[Records from a data source]
— Begin —

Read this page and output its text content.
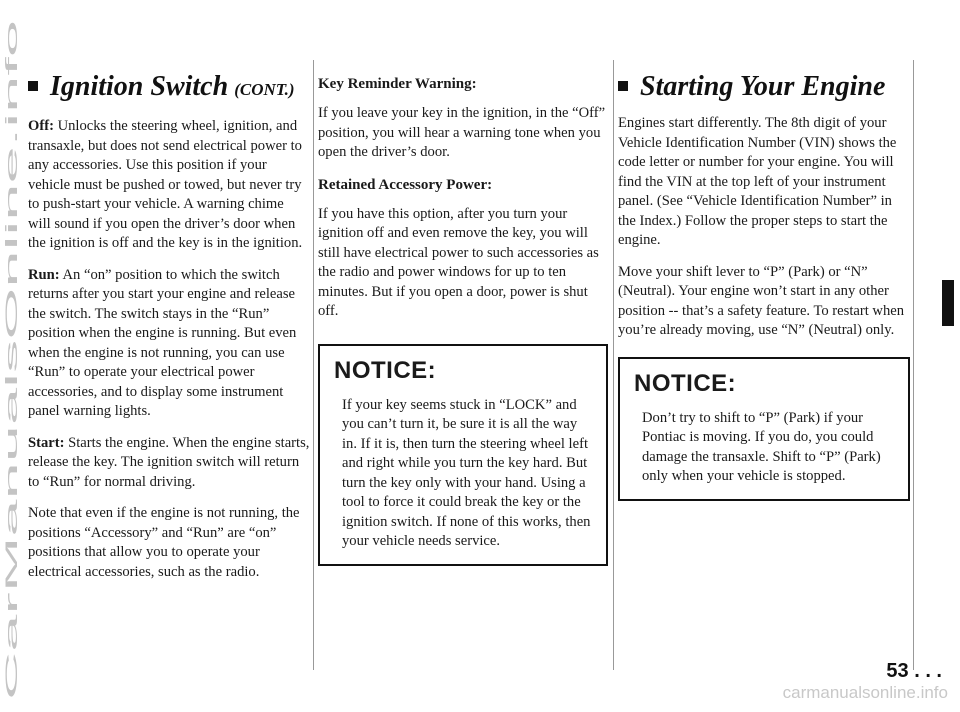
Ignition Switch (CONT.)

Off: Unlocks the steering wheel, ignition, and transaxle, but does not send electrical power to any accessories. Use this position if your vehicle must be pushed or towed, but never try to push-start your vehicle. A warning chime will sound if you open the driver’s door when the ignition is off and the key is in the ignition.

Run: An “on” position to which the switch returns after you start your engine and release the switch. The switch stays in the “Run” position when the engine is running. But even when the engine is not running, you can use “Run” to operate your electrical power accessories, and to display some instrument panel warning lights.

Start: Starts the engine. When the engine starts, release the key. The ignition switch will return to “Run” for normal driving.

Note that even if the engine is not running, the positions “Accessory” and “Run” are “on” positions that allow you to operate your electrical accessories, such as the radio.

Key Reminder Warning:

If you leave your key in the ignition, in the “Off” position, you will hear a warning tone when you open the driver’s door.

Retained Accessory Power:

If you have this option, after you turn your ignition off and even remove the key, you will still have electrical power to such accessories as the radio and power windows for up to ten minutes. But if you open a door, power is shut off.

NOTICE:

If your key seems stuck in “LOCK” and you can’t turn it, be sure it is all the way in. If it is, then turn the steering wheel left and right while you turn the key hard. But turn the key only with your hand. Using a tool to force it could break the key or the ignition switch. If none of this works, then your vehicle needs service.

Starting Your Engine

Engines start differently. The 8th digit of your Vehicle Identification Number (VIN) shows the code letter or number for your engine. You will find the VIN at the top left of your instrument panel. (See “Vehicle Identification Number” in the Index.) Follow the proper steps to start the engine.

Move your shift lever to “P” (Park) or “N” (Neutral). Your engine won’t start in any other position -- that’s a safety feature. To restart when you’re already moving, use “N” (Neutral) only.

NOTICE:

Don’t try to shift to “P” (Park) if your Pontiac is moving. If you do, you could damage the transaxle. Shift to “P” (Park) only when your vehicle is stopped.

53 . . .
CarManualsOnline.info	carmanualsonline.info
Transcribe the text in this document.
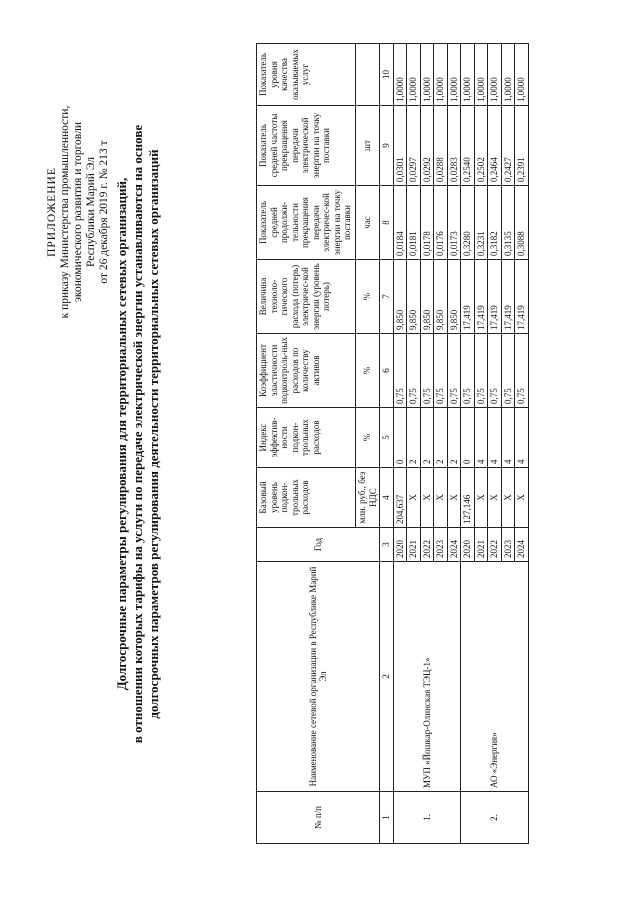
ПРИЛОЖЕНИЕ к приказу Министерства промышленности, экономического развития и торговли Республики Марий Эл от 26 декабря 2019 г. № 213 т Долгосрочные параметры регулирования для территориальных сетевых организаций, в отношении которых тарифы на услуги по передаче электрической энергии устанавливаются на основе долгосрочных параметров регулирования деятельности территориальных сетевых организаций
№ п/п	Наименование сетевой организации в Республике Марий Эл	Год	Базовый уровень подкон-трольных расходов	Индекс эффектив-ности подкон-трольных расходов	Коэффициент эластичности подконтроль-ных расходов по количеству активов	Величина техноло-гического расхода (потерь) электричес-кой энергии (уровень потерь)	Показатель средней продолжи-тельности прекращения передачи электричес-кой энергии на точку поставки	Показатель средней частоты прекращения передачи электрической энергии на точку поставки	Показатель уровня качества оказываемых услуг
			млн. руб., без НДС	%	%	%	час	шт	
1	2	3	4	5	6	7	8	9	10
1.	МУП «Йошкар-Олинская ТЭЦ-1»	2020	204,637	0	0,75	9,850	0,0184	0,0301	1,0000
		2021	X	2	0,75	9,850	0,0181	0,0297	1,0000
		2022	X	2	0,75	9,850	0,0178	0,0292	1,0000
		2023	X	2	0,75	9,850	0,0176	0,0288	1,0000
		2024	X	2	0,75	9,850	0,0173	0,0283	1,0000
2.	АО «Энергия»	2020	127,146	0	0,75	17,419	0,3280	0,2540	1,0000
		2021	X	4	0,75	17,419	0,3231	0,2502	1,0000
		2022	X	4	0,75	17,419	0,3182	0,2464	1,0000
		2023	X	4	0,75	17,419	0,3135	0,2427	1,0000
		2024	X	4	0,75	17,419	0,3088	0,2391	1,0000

— End —

**Task description:** Repeat the material above verbatim. Leave the pictures behind.

**Final answer:**
Read this page and output its text content.
Ignition Switch (CONT.)

Off: Unlocks the steering wheel, ignition, and transaxle, but does not send electrical power to any accessories. Use this position if your vehicle must be pushed or towed, but never try to push-start your vehicle. A warning chime will sound if you open the driver’s door when the ignition is off and the key is in the ignition.

Run: An “on” position to which the switch returns after you start your engine and release the switch. The switch stays in the “Run” position when the engine is running. But even when the engine is not running, you can use “Run” to operate your electrical power accessories, and to display some instrument panel warning lights.

Start: Starts the engine. When the engine starts, release the key. The ignition switch will return to “Run” for normal driving.

Note that even if the engine is not running, the positions “Accessory” and “Run” are “on” positions that allow you to operate your electrical accessories, such as the radio.

Key Reminder Warning:

If you leave your key in the ignition, in the “Off” position, you will hear a warning tone when you open the driver’s door.

Retained Accessory Power:

If you have this option, after you turn your ignition off and even remove the key, you will still have electrical power to such accessories as the radio and power windows for up to ten minutes. But if you open a door, power is shut off.

NOTICE:

If your key seems stuck in “LOCK” and you can’t turn it, be sure it is all the way in. If it is, then turn the steering wheel left and right while you turn the key hard. But turn the key only with your hand. Using a tool to force it could break the key or the ignition switch. If none of this works, then your vehicle needs service.

Starting Your Engine

Engines start differently. The 8th digit of your Vehicle Identification Number (VIN) shows the code letter or number for your engine. You will find the VIN at the top left of your instrument panel. (See “Vehicle Identification Number” in the Index.) Follow the proper steps to start the engine.

Move your shift lever to “P” (Park) or “N” (Neutral). Your engine won’t start in any other position -- that’s a safety feature. To restart when you’re already moving, use “N” (Neutral) only.

NOTICE:

Don’t try to shift to “P” (Park) if your Pontiac is moving. If you do, you could damage the transaxle. Shift to “P” (Park) only when your vehicle is stopped.

53 . . .
CarManualsOnline.info	carmanualsonline.info
Transcribe the text in this document.
ПРИЛОЖЕНИЕ к приказу Министерства промышленности, экономического развития и торговли Республики Марий Эл от 26 декабря 2019 г. № 213 т Долгосрочные параметры регулирования для территориальных сетевых организаций, в отношении которых тарифы на услуги по передаче электрической энергии устанавливаются на основе долгосрочных параметров регулирования деятельности территориальных сетевых организаций
№ п/п	Наименование сетевой организации в Республике Марий Эл	Год	Базовый уровень подкон-трольных расходов	Индекс эффектив-ности подкон-трольных расходов	Коэффициент эластичности подконтроль-ных расходов по количеству активов	Величина техноло-гического расхода (потерь) электричес-кой энергии (уровень потерь)	Показатель средней продолжи-тельности прекращения передачи электричес-кой энергии на точку поставки	Показатель средней частоты прекращения передачи электрической энергии на точку поставки	Показатель уровня качества оказываемых услуг
			млн. руб., без НДС	%	%	%	час	шт	
1	2	3	4	5	6	7	8	9	10
1.	МУП «Йошкар-Олинская ТЭЦ-1»	2020	204,637	0	0,75	9,850	0,0184	0,0301	1,0000
		2021	X	2	0,75	9,850	0,0181	0,0297	1,0000
		2022	X	2	0,75	9,850	0,0178	0,0292	1,0000
		2023	X	2	0,75	9,850	0,0176	0,0288	1,0000
		2024	X	2	0,75	9,850	0,0173	0,0283	1,0000
2.	АО «Энергия»	2020	127,146	0	0,75	17,419	0,3280	0,2540	1,0000
		2021	X	4	0,75	17,419	0,3231	0,2502	1,0000
		2022	X	4	0,75	17,419	0,3182	0,2464	1,0000
		2023	X	4	0,75	17,419	0,3135	0,2427	1,0000
		2024	X	4	0,75	17,419	0,3088	0,2391	1,0000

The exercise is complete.